(Data section):
============

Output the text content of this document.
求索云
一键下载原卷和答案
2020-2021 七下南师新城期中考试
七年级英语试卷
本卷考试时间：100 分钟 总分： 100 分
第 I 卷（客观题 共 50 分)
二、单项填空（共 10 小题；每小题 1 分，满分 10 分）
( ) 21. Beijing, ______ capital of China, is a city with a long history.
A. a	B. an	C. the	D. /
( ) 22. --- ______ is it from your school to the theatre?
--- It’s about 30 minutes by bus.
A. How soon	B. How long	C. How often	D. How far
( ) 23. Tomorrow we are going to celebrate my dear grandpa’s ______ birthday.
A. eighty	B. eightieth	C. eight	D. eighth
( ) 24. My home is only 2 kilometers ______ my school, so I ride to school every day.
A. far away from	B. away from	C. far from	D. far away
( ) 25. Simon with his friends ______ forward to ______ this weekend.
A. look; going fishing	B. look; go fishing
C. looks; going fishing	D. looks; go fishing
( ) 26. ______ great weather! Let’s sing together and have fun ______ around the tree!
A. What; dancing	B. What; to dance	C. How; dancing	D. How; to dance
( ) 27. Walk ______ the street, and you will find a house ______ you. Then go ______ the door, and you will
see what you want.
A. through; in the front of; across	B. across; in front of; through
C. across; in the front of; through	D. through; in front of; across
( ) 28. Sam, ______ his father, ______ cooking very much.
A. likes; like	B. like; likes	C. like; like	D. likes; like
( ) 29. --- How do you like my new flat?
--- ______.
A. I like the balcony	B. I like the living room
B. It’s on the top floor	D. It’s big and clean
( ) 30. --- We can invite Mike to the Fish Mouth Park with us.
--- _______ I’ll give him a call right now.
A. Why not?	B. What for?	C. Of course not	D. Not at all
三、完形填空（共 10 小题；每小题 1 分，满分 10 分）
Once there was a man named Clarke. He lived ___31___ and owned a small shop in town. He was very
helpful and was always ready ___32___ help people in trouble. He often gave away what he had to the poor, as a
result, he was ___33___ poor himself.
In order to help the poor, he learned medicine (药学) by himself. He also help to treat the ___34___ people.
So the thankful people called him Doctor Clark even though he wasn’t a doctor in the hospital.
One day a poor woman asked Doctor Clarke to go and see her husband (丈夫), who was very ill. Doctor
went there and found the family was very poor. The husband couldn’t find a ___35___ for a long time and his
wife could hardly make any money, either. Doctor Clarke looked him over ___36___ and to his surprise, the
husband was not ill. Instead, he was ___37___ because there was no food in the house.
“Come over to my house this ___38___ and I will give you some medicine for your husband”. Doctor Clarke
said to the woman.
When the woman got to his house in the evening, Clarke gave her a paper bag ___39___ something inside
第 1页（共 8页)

============

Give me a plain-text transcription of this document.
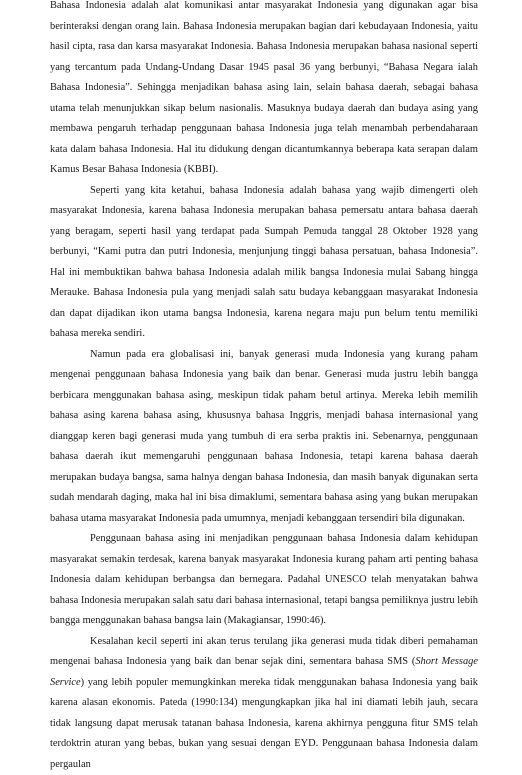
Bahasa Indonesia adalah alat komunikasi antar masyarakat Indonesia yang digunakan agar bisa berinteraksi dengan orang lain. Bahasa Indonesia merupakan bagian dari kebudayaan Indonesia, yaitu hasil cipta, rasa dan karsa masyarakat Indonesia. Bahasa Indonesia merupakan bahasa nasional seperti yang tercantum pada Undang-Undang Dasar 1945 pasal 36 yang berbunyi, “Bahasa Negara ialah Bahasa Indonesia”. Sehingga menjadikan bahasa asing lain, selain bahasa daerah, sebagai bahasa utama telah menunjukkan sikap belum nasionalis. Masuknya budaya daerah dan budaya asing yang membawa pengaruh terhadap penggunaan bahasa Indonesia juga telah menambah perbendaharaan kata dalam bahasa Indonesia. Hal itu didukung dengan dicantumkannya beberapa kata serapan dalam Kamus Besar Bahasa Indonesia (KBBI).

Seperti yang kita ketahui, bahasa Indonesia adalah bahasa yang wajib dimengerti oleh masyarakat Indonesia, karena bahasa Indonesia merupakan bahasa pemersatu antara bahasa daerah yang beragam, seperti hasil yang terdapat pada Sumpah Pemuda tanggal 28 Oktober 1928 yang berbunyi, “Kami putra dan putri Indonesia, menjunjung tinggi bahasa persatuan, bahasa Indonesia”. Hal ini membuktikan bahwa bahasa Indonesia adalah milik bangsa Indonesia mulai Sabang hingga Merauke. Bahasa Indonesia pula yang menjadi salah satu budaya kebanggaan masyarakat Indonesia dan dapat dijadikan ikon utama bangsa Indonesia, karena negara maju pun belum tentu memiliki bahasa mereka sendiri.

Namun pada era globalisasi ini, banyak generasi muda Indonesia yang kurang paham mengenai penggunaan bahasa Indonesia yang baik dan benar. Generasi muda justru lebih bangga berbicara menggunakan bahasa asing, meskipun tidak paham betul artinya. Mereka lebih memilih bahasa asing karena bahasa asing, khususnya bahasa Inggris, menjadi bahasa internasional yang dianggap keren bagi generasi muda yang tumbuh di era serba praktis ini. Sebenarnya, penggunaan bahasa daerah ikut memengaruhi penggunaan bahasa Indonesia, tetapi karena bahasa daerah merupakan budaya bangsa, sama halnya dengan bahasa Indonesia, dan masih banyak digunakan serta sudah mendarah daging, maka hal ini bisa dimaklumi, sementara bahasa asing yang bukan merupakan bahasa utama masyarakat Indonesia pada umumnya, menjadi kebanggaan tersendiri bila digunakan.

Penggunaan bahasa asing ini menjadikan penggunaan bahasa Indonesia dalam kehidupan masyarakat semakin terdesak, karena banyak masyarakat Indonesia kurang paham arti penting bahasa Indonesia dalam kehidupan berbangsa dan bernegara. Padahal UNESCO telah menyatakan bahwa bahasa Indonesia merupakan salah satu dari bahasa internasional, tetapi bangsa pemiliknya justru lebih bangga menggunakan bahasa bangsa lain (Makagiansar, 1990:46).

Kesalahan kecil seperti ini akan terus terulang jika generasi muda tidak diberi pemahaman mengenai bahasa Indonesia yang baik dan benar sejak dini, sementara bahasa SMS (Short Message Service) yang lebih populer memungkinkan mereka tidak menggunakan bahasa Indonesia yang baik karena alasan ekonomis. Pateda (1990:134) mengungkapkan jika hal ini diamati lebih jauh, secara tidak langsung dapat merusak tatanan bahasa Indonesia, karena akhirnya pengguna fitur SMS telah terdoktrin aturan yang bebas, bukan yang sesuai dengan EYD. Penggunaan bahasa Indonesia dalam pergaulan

============

(Instruction):
Out of the material above, select every line that holds the string "people".

(Task answer):
helpful and was always ready ___32___ help people in trouble. He often gave away what he had to the poor, as a
In order to help the poor, he learned medicine (药学) by himself. He also help to treat the ___34___ people.
So the thankful people called him Doctor Clark even though he wasn’t a doctor in the hospital.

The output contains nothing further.